Abstract

Understanding the mechanism of water drainage and gas recovery is the burning issue for Coalbed Methane (CBM) reservoir development. In the process of exploitation, threshold pressure gradients (TPG) is an important factor affecting the control areas, which related to the low-permeability and complex water saturation of CBM reservoirs. In this paper, a new flow model of CBM has been established considering the TPG and gas desorption. Then we carried out a series of experiments and fitted out a new relational expression between TPG and permeability and water saturation, which shows that TPG is negatively correlated with permeability and positively correlated with water saturation. After that, we analyzed the influence of TPG and desorption on the control radius and illustrated a case study. The results show that TPG and desorption effect both can slow down the rate of pressure reduction. The case study indicates that the control radius of target well groups ranges from 55 m to 136.7 m The average control radius and gas TPG are 91.3 m 0.0082 MPa/m respectively. Furthermore, we classify the wells into 5 categories, which are mainly distributed in III (80∼100 m). Finally, we suggest using well pattern infilling in region II and III and hydraulic fracturing method for region IV to increase the utilization area and the sustainability for the target area. This study provides a quick and reasonable prediction of control radius in CBM reservoir with different water saturation for further adjustment suggestion and sustainable development.

1. Introduction

In recent years, coalbed methane (CBM), as an unconventional and clean natural gas resource, has received lots of attention. The effective exploitation of CBM is of great significance to the full utilization of energy, the improvement of energy structure, and the sustainable development of energy [1, 2]. Meanwhile, the successful CBM recovery can help reduce the risk of the mine explosion and mitigate the greenhouse effect induced by the methane emission, which can achieve the sustainable development of environment and energy [39].

MATERIAL PROVIDED »
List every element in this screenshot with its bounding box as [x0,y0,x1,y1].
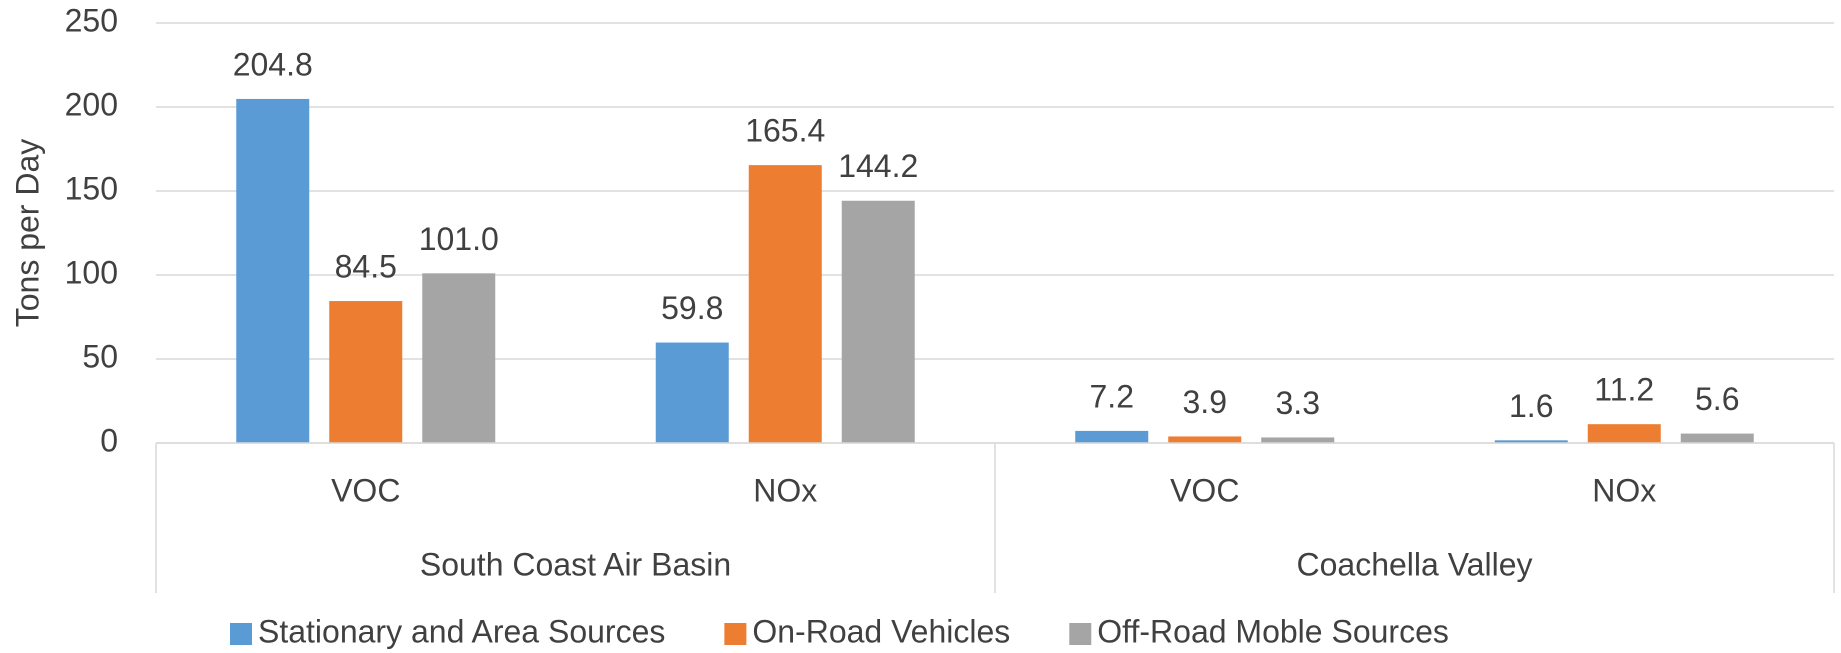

DIRECTIONS »
1. In the coalbed methane text, what range of control radius does the case study report for the target well groups?
2. According to the coalbed methane text, how can successful CBM recovery contribute to the sustainable development of environment and energy?

EXERCISE RESPONSES »
1. The control radius ranges from 55 m to 136.7 m.

2. Successful CBM recovery can reduce the risk of mine explosion and mitigate the greenhouse effect induced by methane emission. Through these effects, it can achieve the sustainable development of environment and energy.